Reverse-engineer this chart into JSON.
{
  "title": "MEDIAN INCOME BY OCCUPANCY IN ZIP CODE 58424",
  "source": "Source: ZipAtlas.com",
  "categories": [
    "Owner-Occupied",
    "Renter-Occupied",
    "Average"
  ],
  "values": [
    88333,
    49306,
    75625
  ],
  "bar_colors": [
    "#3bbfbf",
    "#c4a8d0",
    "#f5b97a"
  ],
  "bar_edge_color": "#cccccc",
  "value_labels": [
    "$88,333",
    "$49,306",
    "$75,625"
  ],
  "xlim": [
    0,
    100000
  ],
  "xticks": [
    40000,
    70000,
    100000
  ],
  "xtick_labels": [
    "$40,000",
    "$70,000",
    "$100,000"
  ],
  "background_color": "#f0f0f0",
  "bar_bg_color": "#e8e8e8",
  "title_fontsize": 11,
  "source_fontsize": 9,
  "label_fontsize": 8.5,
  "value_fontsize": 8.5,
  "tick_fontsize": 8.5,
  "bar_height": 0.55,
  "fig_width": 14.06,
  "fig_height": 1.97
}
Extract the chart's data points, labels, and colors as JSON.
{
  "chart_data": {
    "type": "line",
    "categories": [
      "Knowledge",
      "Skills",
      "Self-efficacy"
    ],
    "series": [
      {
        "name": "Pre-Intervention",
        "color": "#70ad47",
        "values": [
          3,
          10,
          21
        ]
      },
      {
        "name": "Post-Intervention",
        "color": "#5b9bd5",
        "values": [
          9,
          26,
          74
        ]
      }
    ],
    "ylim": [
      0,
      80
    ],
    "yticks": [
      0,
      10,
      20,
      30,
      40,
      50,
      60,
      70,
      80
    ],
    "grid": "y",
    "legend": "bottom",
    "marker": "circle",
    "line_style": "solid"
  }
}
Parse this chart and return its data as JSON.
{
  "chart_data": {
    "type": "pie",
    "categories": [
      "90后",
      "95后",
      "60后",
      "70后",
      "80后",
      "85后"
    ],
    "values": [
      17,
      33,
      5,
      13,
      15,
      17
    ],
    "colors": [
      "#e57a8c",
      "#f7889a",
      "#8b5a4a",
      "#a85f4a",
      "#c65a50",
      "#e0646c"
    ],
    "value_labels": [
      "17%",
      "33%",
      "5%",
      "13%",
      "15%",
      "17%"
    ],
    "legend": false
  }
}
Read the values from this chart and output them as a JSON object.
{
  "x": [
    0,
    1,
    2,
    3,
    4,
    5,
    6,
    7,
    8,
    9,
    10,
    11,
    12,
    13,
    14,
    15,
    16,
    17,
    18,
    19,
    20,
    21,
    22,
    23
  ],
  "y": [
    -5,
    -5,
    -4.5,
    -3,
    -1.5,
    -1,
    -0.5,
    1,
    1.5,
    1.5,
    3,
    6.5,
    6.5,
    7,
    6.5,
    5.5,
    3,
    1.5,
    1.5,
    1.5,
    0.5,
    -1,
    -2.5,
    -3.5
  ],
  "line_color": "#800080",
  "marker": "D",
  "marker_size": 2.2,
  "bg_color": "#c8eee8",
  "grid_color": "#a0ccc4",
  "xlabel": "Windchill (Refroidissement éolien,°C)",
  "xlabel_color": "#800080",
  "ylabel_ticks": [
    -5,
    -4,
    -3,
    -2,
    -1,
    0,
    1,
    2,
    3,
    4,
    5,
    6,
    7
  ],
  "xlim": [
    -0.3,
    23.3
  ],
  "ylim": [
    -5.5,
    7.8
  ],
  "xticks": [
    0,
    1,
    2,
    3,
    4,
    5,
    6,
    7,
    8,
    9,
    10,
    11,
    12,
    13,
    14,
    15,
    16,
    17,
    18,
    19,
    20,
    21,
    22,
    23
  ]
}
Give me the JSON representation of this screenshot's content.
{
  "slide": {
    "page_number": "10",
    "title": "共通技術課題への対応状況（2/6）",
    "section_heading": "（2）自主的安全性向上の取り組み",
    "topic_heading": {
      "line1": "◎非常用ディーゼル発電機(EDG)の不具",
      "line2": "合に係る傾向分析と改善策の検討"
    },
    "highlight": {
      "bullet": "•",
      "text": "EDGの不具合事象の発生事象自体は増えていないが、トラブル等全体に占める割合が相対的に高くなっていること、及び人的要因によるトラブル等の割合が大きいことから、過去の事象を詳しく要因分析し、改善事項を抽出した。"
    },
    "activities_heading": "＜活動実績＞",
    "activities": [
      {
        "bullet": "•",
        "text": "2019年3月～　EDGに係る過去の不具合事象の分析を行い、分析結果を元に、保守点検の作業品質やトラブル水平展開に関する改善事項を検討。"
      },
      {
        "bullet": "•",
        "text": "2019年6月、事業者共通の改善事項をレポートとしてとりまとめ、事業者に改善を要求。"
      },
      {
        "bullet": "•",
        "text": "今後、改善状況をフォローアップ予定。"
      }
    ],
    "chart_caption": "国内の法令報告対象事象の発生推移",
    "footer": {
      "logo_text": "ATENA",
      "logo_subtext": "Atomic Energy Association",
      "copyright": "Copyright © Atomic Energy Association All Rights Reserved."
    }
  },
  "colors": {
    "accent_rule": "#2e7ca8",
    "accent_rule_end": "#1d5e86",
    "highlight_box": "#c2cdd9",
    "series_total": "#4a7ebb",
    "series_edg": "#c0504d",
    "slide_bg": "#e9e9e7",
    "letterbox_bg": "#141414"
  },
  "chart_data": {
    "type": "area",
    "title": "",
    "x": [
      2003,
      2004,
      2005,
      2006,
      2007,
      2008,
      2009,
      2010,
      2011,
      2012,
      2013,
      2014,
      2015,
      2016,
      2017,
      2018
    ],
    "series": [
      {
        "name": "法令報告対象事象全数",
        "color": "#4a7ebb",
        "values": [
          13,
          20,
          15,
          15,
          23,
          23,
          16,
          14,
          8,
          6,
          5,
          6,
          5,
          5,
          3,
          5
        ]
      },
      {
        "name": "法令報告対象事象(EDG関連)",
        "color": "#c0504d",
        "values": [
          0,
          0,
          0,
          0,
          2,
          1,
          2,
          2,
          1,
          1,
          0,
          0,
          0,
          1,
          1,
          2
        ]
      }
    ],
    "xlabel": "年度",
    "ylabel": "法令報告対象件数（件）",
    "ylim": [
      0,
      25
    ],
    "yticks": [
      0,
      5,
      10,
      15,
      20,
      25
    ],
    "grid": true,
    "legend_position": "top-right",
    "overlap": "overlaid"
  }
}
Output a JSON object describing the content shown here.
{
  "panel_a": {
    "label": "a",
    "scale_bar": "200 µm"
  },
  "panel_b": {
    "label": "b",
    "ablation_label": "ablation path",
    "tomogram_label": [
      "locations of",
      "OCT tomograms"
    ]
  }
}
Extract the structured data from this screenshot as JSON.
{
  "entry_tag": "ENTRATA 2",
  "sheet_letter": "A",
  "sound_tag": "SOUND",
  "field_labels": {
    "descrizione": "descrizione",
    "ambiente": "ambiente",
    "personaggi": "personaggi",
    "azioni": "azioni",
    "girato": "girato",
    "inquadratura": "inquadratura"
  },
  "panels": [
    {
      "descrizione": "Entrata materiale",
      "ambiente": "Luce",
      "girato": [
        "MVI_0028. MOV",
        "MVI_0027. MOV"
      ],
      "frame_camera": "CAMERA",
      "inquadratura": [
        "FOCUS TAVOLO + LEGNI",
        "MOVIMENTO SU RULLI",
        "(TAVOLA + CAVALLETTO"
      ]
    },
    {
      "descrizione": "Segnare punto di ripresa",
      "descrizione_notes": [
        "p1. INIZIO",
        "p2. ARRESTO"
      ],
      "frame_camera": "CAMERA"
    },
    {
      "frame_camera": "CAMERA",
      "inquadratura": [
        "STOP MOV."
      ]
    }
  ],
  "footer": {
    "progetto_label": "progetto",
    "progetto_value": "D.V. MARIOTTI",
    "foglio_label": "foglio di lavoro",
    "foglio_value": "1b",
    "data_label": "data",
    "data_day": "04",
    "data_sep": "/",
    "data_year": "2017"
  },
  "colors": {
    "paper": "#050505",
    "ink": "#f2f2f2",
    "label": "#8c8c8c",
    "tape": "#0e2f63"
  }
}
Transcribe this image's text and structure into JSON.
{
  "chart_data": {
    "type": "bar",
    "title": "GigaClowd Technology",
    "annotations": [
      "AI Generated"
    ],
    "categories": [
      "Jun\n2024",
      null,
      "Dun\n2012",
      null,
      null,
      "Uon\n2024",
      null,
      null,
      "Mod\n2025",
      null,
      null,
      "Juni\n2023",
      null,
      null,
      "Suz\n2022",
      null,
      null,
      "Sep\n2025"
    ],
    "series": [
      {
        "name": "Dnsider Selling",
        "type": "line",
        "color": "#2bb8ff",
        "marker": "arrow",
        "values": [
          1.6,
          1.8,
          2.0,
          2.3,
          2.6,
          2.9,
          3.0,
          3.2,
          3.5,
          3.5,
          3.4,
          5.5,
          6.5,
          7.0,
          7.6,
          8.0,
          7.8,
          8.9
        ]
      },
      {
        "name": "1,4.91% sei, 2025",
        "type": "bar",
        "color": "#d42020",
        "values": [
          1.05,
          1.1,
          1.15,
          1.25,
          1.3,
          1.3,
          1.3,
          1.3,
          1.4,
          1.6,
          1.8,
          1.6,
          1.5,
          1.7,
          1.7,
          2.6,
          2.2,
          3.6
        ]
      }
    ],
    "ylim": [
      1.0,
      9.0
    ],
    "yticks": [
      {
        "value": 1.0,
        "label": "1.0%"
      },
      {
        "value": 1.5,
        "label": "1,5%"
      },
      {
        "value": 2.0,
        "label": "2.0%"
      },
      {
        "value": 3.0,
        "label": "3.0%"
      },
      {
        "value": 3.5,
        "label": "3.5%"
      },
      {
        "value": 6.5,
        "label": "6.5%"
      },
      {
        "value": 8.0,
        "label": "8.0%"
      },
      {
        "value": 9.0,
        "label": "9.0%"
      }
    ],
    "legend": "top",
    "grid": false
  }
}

####################

In the entries above, locate every line with the word "content" and copy it.

Answer below:
Give me the JSON representation of this screenshot's content.
Output a JSON object describing the content shown here.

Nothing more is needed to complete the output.